:: Supplied material ::

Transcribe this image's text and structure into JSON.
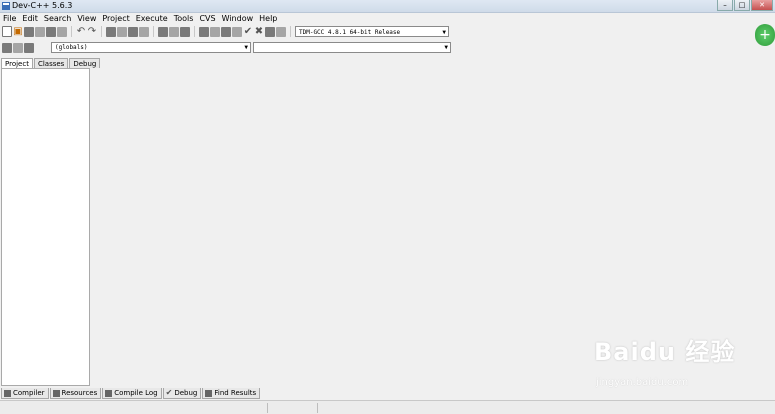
{
  "window": {
    "title": "Dev-C++ 5.6.3",
    "controls": [
      "minimize-icon",
      "maximize-icon",
      "close-icon"
    ]
  },
  "menu": [
    "File",
    "Edit",
    "Search",
    "View",
    "Project",
    "Execute",
    "Tools",
    "CVS",
    "Window",
    "Help"
  ],
  "toolbar": {
    "compiler": "TDM-GCC 4.8.1 64-bit Release",
    "scope_combo": "(globals)",
    "function_combo": ""
  },
  "left_tabs": [
    "Project",
    "Classes",
    "Debug"
  ],
  "bottom_tabs": [
    "Compiler",
    "Resources",
    "Compile Log",
    "Debug",
    "Find Results"
  ],
  "watermark": {
    "logo": "Baidu 经验",
    "url": "jingyan.baidu.com"
  },
  "colors": {
    "accent_green": "#3aa845",
    "panel_bg": "#f0f0f0"
  }
}
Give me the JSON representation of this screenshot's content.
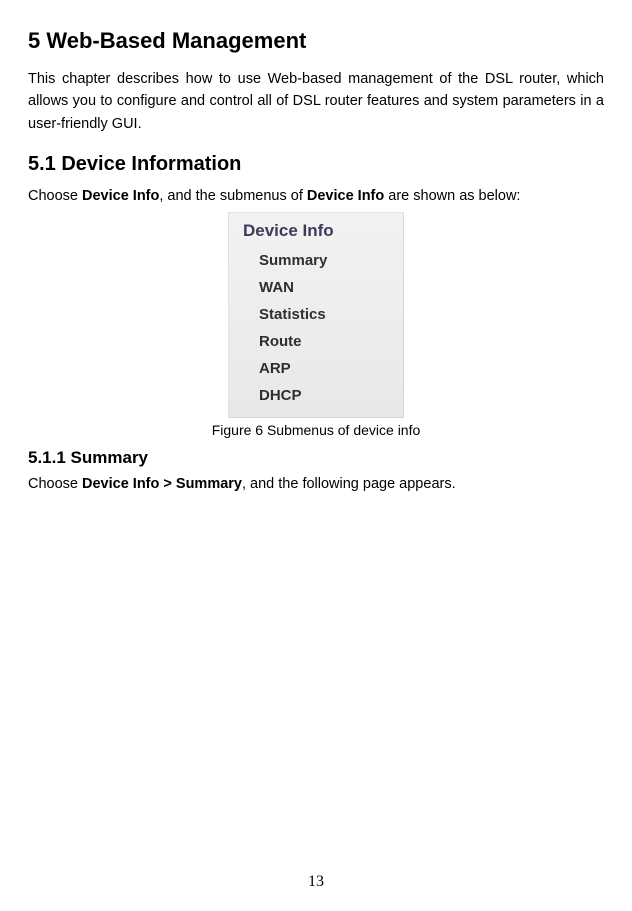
{
  "h1": "5  Web-Based Management",
  "para1": "This chapter describes how to use Web-based management of the DSL router, which allows you to configure and control all of DSL router features and system parameters in a user-friendly GUI.",
  "h2": "5.1  Device Information",
  "line2_a": "Choose ",
  "line2_b": "Device Info",
  "line2_c": ", and the submenus of ",
  "line2_d": "Device Info",
  "line2_e": " are shown as below:",
  "menu": {
    "title": "Device Info",
    "items": [
      "Summary",
      "WAN",
      "Statistics",
      "Route",
      "ARP",
      "DHCP"
    ]
  },
  "caption": "Figure 6 Submenus of device info",
  "h3": "5.1.1  Summary",
  "line3_a": "Choose ",
  "line3_b": "Device Info > Summary",
  "line3_c": ", and the following page appears.",
  "page_number": "13"
}
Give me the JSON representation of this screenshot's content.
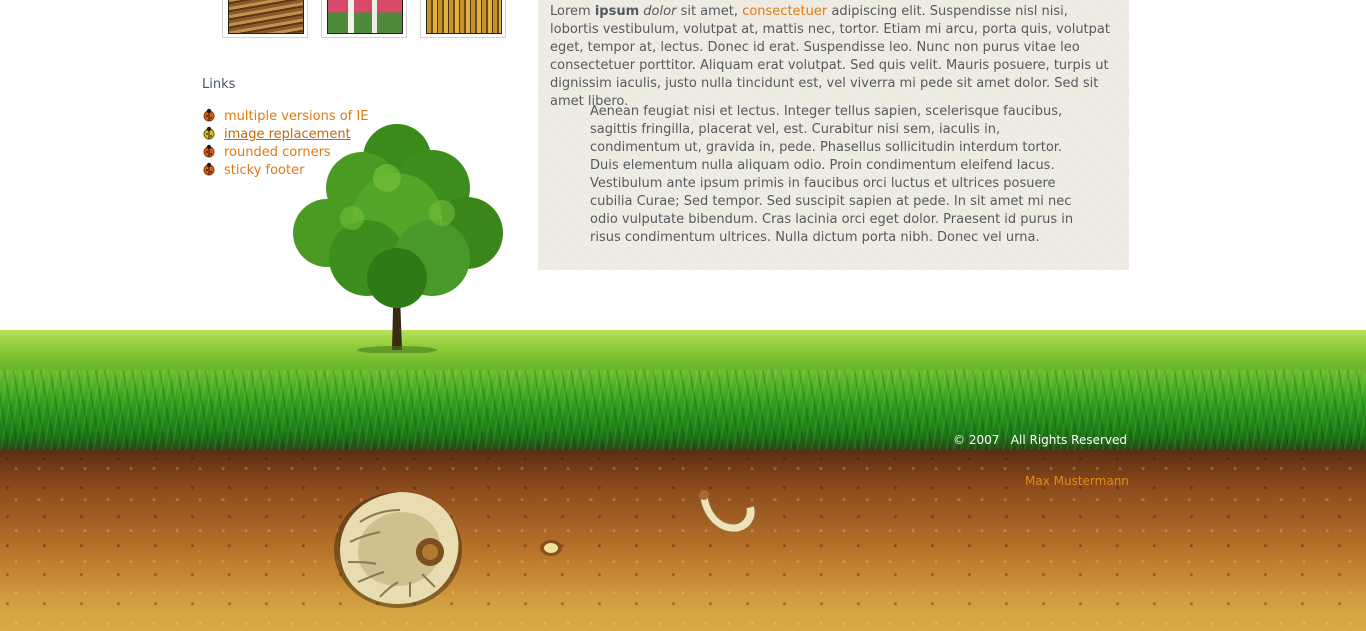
{
  "sidebar": {
    "links_heading": "Links",
    "links": [
      {
        "label": "multiple versions of IE",
        "icon": "ladybug-icon"
      },
      {
        "label": "image replacement",
        "icon": "ladybug-icon",
        "active": true
      },
      {
        "label": "rounded corners",
        "icon": "ladybug-icon"
      },
      {
        "label": "sticky footer",
        "icon": "ladybug-icon"
      }
    ]
  },
  "content": {
    "p1": {
      "w1": "Lorem",
      "w2": "ipsum",
      "w3": "dolor",
      "w4": "sit amet,",
      "link": "consectetuer",
      "rest": "adipiscing elit. Suspendisse nisl nisi, lobortis vestibulum, volutpat at, mattis nec, tortor. Etiam mi arcu, porta quis, volutpat eget, tempor at, lectus. Donec id erat. Suspendisse leo. Nunc non purus vitae leo consectetuer porttitor. Aliquam erat volutpat. Sed quis velit. Mauris posuere, turpis ut dignissim iaculis, justo nulla tincidunt est, vel viverra mi pede sit amet dolor. Sed sit amet libero."
    },
    "blockquote": "Aenean feugiat nisi et lectus. Integer tellus sapien, scelerisque faucibus, sagittis fringilla, placerat vel, est. Curabitur nisi sem, iaculis in, condimentum ut, gravida in, pede. Phasellus sollicitudin interdum tortor. Duis elementum nulla aliquam odio. Proin condimentum eleifend lacus. Vestibulum ante ipsum primis in faucibus orci luctus et ultrices posuere cubilia Curae; Sed tempor. Sed suscipit sapien at pede. In sit amet mi nec odio vulputate bibendum. Cras lacinia orci eget dolor. Praesent id purus in risus condimentum ultrices. Nulla dictum porta nibh. Donec vel urna."
  },
  "footer": {
    "copyright": "© 2007   All Rights Reserved",
    "author": "Max Mustermann"
  },
  "colors": {
    "link": "#e07a10",
    "text": "#555a5e",
    "panel": "#f0ede4"
  }
}
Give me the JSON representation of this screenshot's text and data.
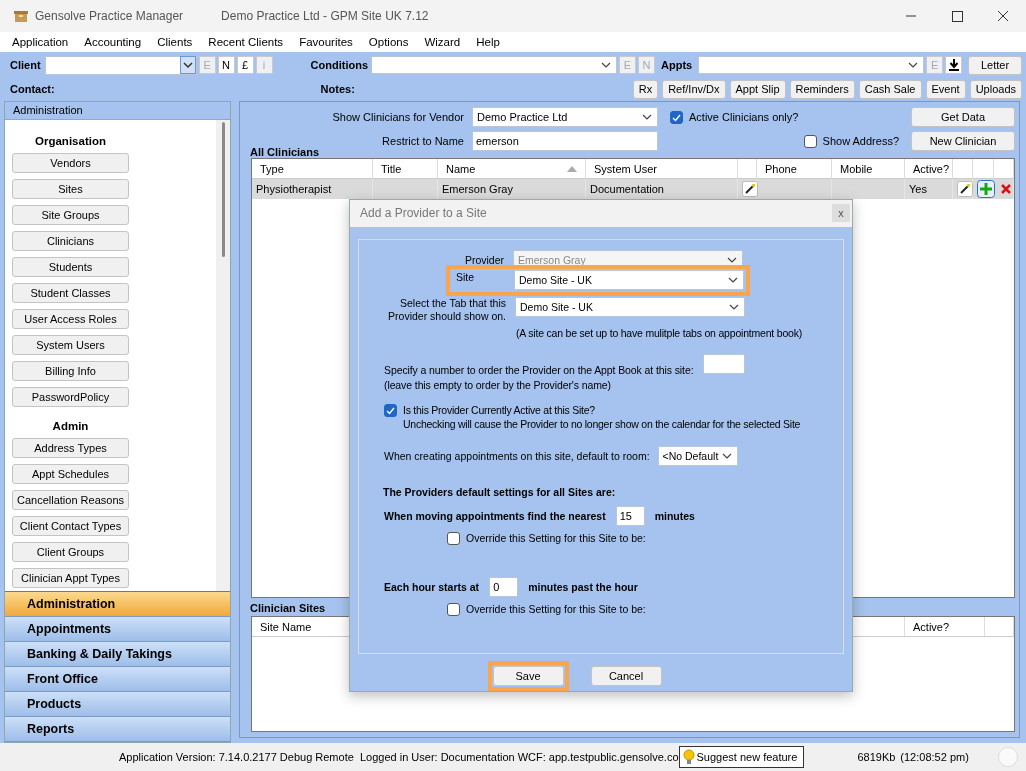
{
  "window": {
    "app_name": "Gensolve Practice Manager",
    "title": "Demo Practice Ltd - GPM Site UK 7.12"
  },
  "menu": [
    "Application",
    "Accounting",
    "Clients",
    "Recent Clients",
    "Favourites",
    "Options",
    "Wizard",
    "Help"
  ],
  "toolbar": {
    "client": {
      "label": "Client",
      "buttons": [
        {
          "label": "E",
          "disabled": true
        },
        {
          "label": "N",
          "disabled": false
        },
        {
          "label": "£",
          "disabled": false
        },
        {
          "label": "i",
          "disabled": true
        }
      ]
    },
    "conditions": {
      "label": "Conditions",
      "buttons": [
        {
          "label": "E",
          "disabled": true
        },
        {
          "label": "N",
          "disabled": true
        }
      ]
    },
    "appts": {
      "label": "Appts",
      "buttons": [
        {
          "label": "E",
          "disabled": true
        }
      ]
    },
    "letter": "Letter",
    "contact_label": "Contact:",
    "notes_label": "Notes:",
    "actions": [
      "Rx",
      "Ref/Inv/Dx",
      "Appt Slip",
      "Reminders",
      "Cash Sale",
      "Event",
      "Uploads"
    ]
  },
  "sidebar": {
    "header": "Administration",
    "sections": [
      {
        "heading": "Organisation",
        "buttons": [
          "Vendors",
          "Sites",
          "Site Groups",
          "Clinicians",
          "Students",
          "Student Classes",
          "User Access Roles",
          "System Users",
          "Billing Info",
          "PasswordPolicy"
        ]
      },
      {
        "heading": "Admin",
        "buttons": [
          "Address Types",
          "Appt Schedules",
          "Cancellation Reasons",
          "Client Contact Types",
          "Client Groups",
          "Clinician Appt Types"
        ]
      }
    ],
    "nav": [
      {
        "label": "Administration",
        "selected": true
      },
      {
        "label": "Appointments",
        "selected": false
      },
      {
        "label": "Banking & Daily Takings",
        "selected": false
      },
      {
        "label": "Front Office",
        "selected": false
      },
      {
        "label": "Products",
        "selected": false
      },
      {
        "label": "Reports",
        "selected": false
      }
    ]
  },
  "clinicians": {
    "vendor_label": "Show Clinicians for Vendor",
    "vendor": "Demo Practice Ltd",
    "active_only": {
      "label": "Active Clinicians only?",
      "checked": true
    },
    "get_data": "Get Data",
    "name_label": "Restrict to Name",
    "name_value": "emerson",
    "show_address": {
      "label": "Show Address?",
      "checked": false
    },
    "new_clinician": "New Clinician",
    "title": "All Clinicians",
    "columns": [
      {
        "label": "Type",
        "sorted": false
      },
      {
        "label": "Title",
        "sorted": false
      },
      {
        "label": "Name",
        "sorted": true
      },
      {
        "label": "System User",
        "sorted": false
      },
      {
        "label": "Phone",
        "sorted": false
      },
      {
        "label": "Mobile",
        "sorted": false
      },
      {
        "label": "Active?",
        "sorted": false
      }
    ],
    "rows": [
      {
        "type": "Physiotherapist",
        "name": "Emerson Gray",
        "system_user": "Documentation",
        "active": "Yes",
        "selected": true
      }
    ]
  },
  "sites": {
    "title": "Clinician Sites",
    "columns": [
      "Site Name",
      "Active?"
    ]
  },
  "dialog": {
    "title": "Add a Provider to a Site",
    "close": "x",
    "provider": {
      "label": "Provider",
      "value": "Emerson Gray",
      "disabled": true
    },
    "site": {
      "label": "Site",
      "value": "Demo Site - UK",
      "highlighted": true
    },
    "tab": {
      "label": "Select the Tab that this Provider should show on.",
      "value": "Demo Site - UK"
    },
    "tab_note": "(A site can be set up to have mulitple tabs on appointment book)",
    "order": {
      "label": "Specify a number to order the Provider on the Appt Book at this site:",
      "hint": "(leave this empty to order by the Provider's name)"
    },
    "active": {
      "label": "Is this Provider Currently Active at this Site?",
      "detail": "Unchecking will cause the Provider to no longer show on the calendar for the selected Site",
      "checked": true
    },
    "room": {
      "label": "When creating appointments on this site, default to room:",
      "value": "<No Default"
    },
    "defaults_heading": "The Providers default settings for all Sites are:",
    "nearest": {
      "label": "When moving appointments find the nearest",
      "value": "15",
      "unit": "minutes",
      "override": {
        "label": "Override this Setting for this Site to be:",
        "checked": false
      }
    },
    "hour": {
      "label": "Each hour starts at",
      "value": "0",
      "unit": "minutes past the hour",
      "override": {
        "label": "Override this Setting for this Site to be:",
        "checked": false
      }
    },
    "buttons": [
      {
        "label": "Save",
        "highlighted": true
      },
      {
        "label": "Cancel",
        "highlighted": false
      }
    ]
  },
  "status": {
    "info": "Application Version: 7.14.0.2177 Debug Remote  Logged in User: Documentation WCF: app.testpublic.gensolve.co",
    "suggest": "Suggest new feature",
    "memory": "6819Kb",
    "time": "(12:08:52 pm)"
  }
}
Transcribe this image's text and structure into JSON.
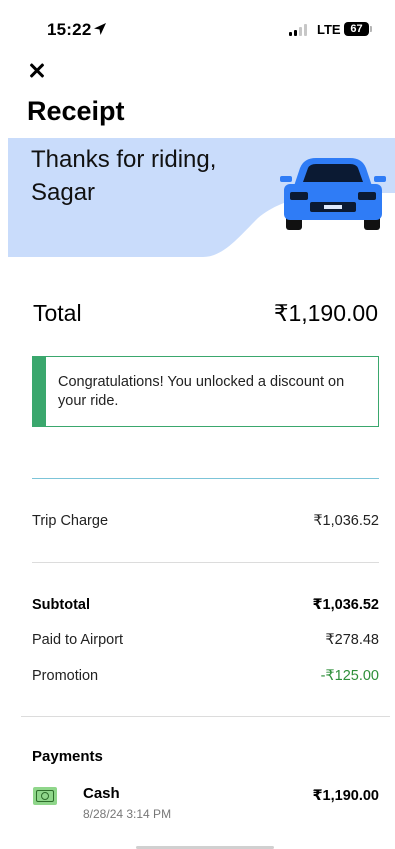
{
  "status_bar": {
    "time": "15:22",
    "network": "LTE",
    "battery": "67"
  },
  "header": {
    "title": "Receipt"
  },
  "banner": {
    "message": "Thanks for riding, Sagar",
    "bg_color": "#c9dcfb",
    "car_color": "#2f7cf6"
  },
  "total": {
    "label": "Total",
    "amount": "₹1,190.00"
  },
  "notice": {
    "text": "Congratulations! You unlocked a discount on your ride.",
    "accent_color": "#3aa76d"
  },
  "breakdown": {
    "trip_charge": {
      "label": "Trip Charge",
      "value": "₹1,036.52"
    },
    "subtotal": {
      "label": "Subtotal",
      "value": "₹1,036.52"
    },
    "paid_to_airport": {
      "label": "Paid to Airport",
      "value": "₹278.48"
    },
    "promotion": {
      "label": "Promotion",
      "value": "-₹125.00"
    }
  },
  "payments": {
    "title": "Payments",
    "method": {
      "icon": "cash-icon",
      "label": "Cash",
      "date": "8/28/24 3:14 PM",
      "amount": "₹1,190.00"
    }
  }
}
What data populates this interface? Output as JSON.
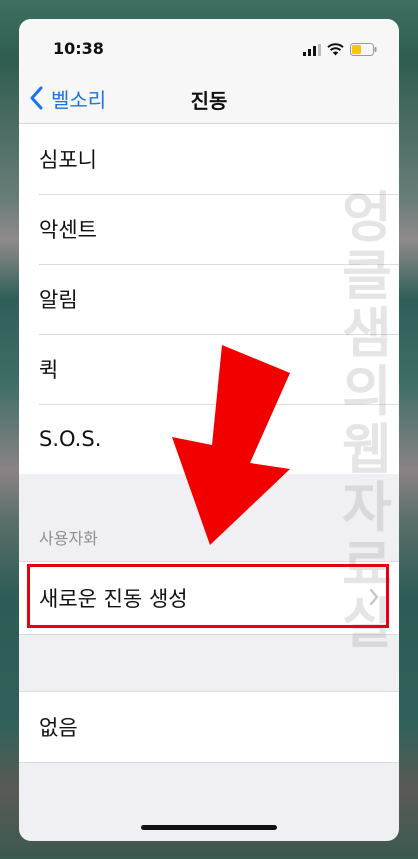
{
  "status": {
    "time": "10:38",
    "icons": [
      "signal-icon",
      "wifi-icon",
      "battery-icon"
    ]
  },
  "nav": {
    "back_label": "벨소리",
    "title": "진동"
  },
  "patterns": [
    {
      "label": "심포니"
    },
    {
      "label": "악센트"
    },
    {
      "label": "알림"
    },
    {
      "label": "퀵"
    },
    {
      "label": "S.O.S."
    }
  ],
  "custom": {
    "header": "사용자화",
    "create_label": "새로운 진동 생성"
  },
  "none": {
    "label": "없음"
  },
  "watermark": "엉클샘의웹자료실",
  "colors": {
    "accent": "#1a73e8",
    "highlight": "#e60012",
    "arrow": "#f20000"
  }
}
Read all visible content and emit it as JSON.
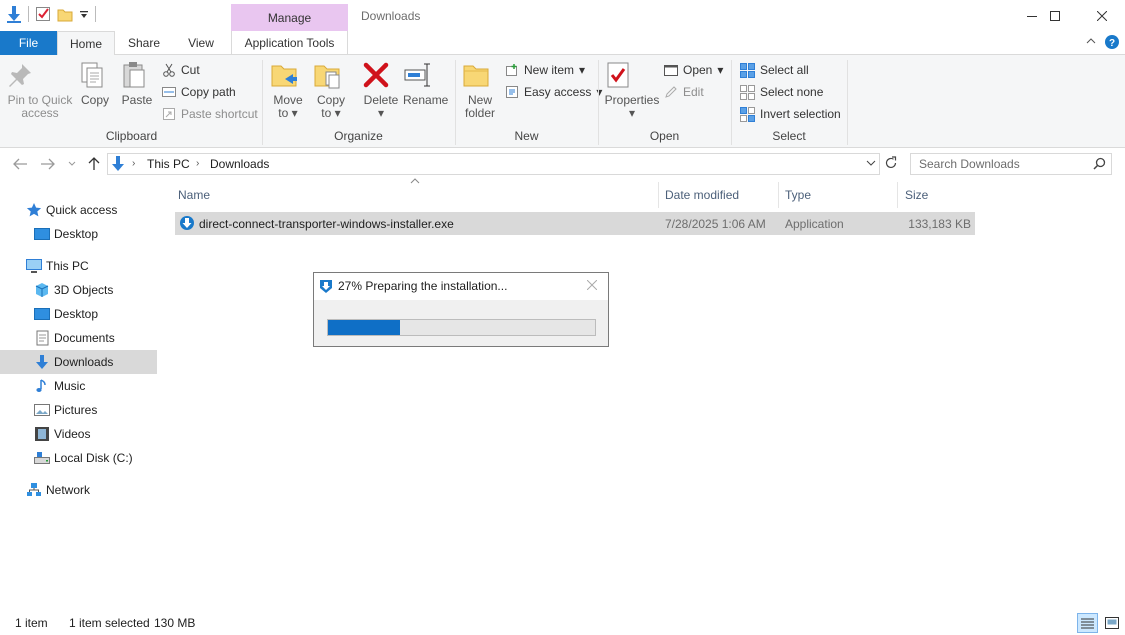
{
  "window": {
    "title": "Downloads",
    "context_tab_group": "Manage",
    "controls": {
      "minimize": "minimize-icon",
      "maximize": "maximize-icon",
      "close": "close-icon"
    }
  },
  "tabs": {
    "file": "File",
    "home": "Home",
    "share": "Share",
    "view": "View",
    "app_tools": "Application Tools"
  },
  "ribbon": {
    "clipboard": {
      "label": "Clipboard",
      "pin_line1": "Pin to Quick",
      "pin_line2": "access",
      "copy": "Copy",
      "paste": "Paste",
      "cut": "Cut",
      "copy_path": "Copy path",
      "paste_shortcut": "Paste shortcut"
    },
    "organize": {
      "label": "Organize",
      "move_to_line1": "Move",
      "move_to_line2": "to",
      "copy_to_line1": "Copy",
      "copy_to_line2": "to",
      "delete": "Delete",
      "rename": "Rename"
    },
    "new": {
      "label": "New",
      "new_folder_line1": "New",
      "new_folder_line2": "folder",
      "new_item": "New item",
      "easy_access": "Easy access"
    },
    "open": {
      "label": "Open",
      "properties": "Properties",
      "open": "Open",
      "edit": "Edit"
    },
    "select": {
      "label": "Select",
      "select_all": "Select all",
      "select_none": "Select none",
      "invert": "Invert selection"
    }
  },
  "address": {
    "crumb1": "This PC",
    "crumb2": "Downloads",
    "search_placeholder": "Search Downloads"
  },
  "nav_pane": {
    "quick_access": "Quick access",
    "desktop_qa": "Desktop",
    "this_pc": "This PC",
    "objects3d": "3D Objects",
    "desktop": "Desktop",
    "documents": "Documents",
    "downloads": "Downloads",
    "music": "Music",
    "pictures": "Pictures",
    "videos": "Videos",
    "local_disk": "Local Disk (C:)",
    "network": "Network"
  },
  "columns": {
    "name": "Name",
    "date": "Date modified",
    "type": "Type",
    "size": "Size"
  },
  "files": [
    {
      "name": "direct-connect-transporter-windows-installer.exe",
      "date": "7/28/2025 1:06 AM",
      "type": "Application",
      "size": "133,183 KB"
    }
  ],
  "progress_dialog": {
    "title": "27% Preparing the installation...",
    "percent": 27
  },
  "status": {
    "item_count": "1 item",
    "selection": "1 item selected",
    "size": "130 MB"
  },
  "colors": {
    "accent": "#1979ca",
    "manage_tab": "#e9c6f0",
    "selection": "#d9d9d9",
    "progress": "#0f6fc6"
  }
}
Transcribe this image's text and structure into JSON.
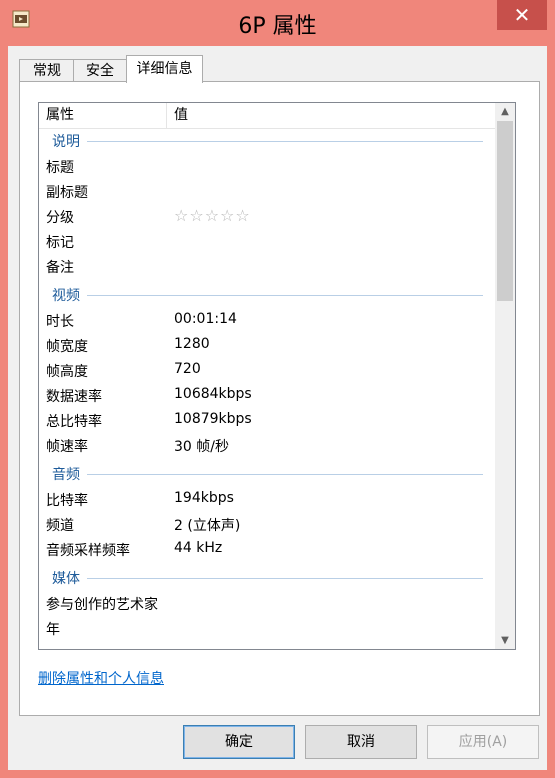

:::

Look through the data above. Copy every line with the string "Downloads" in it.

    "title": "Downloads",
    "crumb2": "Downloads",
    "search_placeholder": "Search Downloads"
    "downloads": "Downloads",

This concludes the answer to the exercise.